(PROMPT): All lines featuring the string "displej" are to be listed.

(ENTRIES SUPPLIED):
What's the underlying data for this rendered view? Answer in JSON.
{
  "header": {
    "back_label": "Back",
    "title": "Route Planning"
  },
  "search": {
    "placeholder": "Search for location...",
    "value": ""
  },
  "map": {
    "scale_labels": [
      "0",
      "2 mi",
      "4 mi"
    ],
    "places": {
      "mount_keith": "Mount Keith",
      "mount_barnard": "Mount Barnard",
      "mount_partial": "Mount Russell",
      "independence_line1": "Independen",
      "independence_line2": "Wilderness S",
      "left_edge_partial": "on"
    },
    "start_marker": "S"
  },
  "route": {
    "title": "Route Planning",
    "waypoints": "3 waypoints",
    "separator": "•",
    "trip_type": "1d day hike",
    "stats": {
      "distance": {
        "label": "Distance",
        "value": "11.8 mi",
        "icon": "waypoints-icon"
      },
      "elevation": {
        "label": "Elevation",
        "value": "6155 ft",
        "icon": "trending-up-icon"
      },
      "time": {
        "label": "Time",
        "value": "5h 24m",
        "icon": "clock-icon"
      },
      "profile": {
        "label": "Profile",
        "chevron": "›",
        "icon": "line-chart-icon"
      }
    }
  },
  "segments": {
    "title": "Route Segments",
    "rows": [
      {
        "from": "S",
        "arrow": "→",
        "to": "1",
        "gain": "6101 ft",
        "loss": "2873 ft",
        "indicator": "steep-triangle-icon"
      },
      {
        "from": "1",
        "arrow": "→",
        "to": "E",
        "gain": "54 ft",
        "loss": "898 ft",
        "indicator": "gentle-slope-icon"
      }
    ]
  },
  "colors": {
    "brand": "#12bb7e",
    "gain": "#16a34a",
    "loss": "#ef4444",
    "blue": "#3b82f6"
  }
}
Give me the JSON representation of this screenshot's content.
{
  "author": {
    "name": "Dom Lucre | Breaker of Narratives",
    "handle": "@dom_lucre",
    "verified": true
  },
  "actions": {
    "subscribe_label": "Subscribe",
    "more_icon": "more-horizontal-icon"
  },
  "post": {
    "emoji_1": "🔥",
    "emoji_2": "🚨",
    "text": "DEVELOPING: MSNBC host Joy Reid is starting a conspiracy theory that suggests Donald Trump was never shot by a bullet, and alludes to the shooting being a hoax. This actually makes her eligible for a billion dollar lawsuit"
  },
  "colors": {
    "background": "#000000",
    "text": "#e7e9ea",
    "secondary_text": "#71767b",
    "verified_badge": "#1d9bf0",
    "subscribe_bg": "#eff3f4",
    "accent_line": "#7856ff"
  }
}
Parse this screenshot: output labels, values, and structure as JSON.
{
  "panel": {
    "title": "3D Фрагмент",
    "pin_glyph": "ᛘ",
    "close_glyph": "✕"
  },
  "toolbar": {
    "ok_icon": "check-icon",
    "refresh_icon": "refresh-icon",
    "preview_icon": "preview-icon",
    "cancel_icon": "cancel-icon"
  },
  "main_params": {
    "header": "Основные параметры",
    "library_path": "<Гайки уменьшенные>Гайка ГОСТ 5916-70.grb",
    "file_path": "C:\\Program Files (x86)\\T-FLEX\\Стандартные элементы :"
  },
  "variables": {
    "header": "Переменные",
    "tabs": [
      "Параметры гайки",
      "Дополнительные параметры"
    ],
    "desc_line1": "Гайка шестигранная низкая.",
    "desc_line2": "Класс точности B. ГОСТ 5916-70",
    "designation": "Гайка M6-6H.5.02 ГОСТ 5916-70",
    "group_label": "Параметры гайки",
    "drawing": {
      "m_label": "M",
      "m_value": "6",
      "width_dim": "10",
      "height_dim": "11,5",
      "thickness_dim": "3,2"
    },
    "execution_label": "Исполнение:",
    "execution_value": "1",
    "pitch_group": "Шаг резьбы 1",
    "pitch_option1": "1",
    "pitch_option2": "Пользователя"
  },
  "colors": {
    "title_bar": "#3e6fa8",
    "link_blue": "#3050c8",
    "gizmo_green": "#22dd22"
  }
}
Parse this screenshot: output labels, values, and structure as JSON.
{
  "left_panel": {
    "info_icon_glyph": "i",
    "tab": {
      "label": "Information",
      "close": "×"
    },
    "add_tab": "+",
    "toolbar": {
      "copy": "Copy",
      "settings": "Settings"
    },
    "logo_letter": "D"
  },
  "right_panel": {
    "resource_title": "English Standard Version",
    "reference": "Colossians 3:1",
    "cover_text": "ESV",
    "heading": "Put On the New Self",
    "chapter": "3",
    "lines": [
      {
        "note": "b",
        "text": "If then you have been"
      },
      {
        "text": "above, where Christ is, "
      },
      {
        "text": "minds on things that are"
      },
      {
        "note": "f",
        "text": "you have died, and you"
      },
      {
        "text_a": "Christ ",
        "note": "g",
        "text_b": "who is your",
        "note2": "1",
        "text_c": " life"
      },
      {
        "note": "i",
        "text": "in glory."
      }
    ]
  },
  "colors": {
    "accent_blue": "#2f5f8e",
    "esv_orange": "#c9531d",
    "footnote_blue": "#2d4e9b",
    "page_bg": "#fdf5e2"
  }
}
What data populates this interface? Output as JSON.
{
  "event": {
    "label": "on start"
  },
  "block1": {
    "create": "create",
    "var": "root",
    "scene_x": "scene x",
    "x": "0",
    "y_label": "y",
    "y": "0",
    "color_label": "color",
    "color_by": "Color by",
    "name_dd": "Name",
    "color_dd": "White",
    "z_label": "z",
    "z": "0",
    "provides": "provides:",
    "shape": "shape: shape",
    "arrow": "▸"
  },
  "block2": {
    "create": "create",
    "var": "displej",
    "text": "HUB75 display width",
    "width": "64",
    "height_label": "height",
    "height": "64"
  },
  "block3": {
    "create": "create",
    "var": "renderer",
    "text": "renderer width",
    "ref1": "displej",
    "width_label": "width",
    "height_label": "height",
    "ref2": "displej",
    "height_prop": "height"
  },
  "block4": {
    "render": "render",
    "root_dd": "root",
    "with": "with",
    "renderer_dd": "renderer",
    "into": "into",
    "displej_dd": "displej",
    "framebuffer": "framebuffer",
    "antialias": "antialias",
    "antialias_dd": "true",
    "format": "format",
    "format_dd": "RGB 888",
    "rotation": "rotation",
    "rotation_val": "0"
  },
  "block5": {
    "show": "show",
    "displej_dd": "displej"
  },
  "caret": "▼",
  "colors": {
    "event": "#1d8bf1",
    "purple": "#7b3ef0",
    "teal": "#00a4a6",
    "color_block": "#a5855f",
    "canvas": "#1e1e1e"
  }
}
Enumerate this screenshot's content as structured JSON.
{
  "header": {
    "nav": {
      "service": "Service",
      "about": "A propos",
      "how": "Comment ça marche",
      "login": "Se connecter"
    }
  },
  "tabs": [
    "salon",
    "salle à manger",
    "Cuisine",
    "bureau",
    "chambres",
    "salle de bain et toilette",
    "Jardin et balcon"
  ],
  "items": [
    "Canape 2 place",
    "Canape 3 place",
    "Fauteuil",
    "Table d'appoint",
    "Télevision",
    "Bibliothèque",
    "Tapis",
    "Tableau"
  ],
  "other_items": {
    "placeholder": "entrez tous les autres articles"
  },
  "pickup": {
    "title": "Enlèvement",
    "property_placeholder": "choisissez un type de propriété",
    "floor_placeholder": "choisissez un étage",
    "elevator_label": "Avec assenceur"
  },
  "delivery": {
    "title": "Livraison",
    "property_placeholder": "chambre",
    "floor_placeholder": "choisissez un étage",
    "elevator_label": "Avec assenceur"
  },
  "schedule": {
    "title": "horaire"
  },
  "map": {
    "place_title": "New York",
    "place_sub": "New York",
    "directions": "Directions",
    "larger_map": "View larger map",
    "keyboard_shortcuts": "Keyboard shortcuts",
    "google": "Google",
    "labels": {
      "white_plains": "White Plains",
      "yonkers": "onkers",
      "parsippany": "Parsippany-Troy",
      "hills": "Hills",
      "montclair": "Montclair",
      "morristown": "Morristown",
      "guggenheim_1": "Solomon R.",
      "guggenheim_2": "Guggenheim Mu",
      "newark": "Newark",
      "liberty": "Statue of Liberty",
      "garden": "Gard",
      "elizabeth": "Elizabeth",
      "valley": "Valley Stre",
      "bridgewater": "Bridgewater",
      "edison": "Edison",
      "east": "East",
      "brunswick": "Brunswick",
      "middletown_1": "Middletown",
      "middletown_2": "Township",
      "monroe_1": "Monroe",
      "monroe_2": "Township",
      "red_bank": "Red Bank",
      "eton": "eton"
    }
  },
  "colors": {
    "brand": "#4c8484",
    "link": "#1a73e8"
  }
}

(COMPLETE OUTPUT):
    "var": "displej",
    "ref1": "displej",
    "ref2": "displej",
    "displej_dd": "displej",
    "displej_dd": "displej"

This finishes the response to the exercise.